• Task directions: Restate each line word for word. Leave out every picture.

• Entries:

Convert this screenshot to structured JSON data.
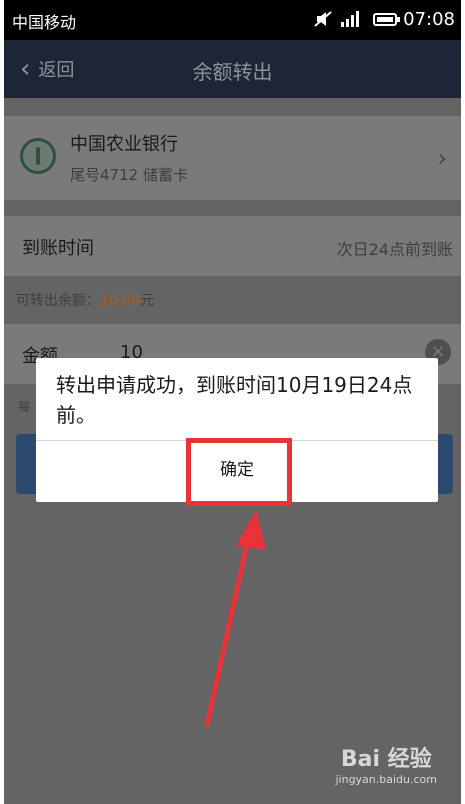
{
  "status_bar": {
    "carrier": "中国移动",
    "time": "07:08"
  },
  "nav": {
    "back_label": "返回",
    "title": "余额转出"
  },
  "bank": {
    "name": "中国农业银行",
    "detail": "尾号4712 储蓄卡"
  },
  "arrival": {
    "label": "到账时间",
    "value": "次日24点前到账"
  },
  "available": {
    "label": "可转出余额：",
    "amount": "10.00",
    "unit": "元"
  },
  "amount_field": {
    "label": "金额",
    "value": "10"
  },
  "note": "每",
  "dialog": {
    "message": "转出申请成功，到账时间10月19日24点前。",
    "ok_label": "确定"
  },
  "watermark": {
    "brand": "Bai 经验",
    "site": "jingyan.baidu.com"
  },
  "colors": {
    "highlight": "#e8333a",
    "nav_bg": "#1d2637",
    "amount_accent": "#b45a17"
  }
}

• Answer below:
Convert this screenshot to structured JSON data.
{
  "status_bar": {
    "carrier": "中国移动",
    "time": "07:08"
  },
  "nav": {
    "back_label": "返回",
    "title": "余额转出"
  },
  "bank": {
    "name": "中国农业银行",
    "detail": "尾号4712 储蓄卡"
  },
  "arrival": {
    "label": "到账时间",
    "value": "次日24点前到账"
  },
  "available": {
    "label": "可转出余额：",
    "amount": "10.00",
    "unit": "元"
  },
  "amount_field": {
    "label": "金额",
    "value": "10"
  },
  "note": "每",
  "dialog": {
    "message": "转出申请成功，到账时间10月19日24点前。",
    "ok_label": "确定"
  },
  "watermark": {
    "brand": "Bai 经验",
    "site": "jingyan.baidu.com"
  },
  "colors": {
    "highlight": "#e8333a",
    "nav_bg": "#1d2637",
    "amount_accent": "#b45a17"
  }
}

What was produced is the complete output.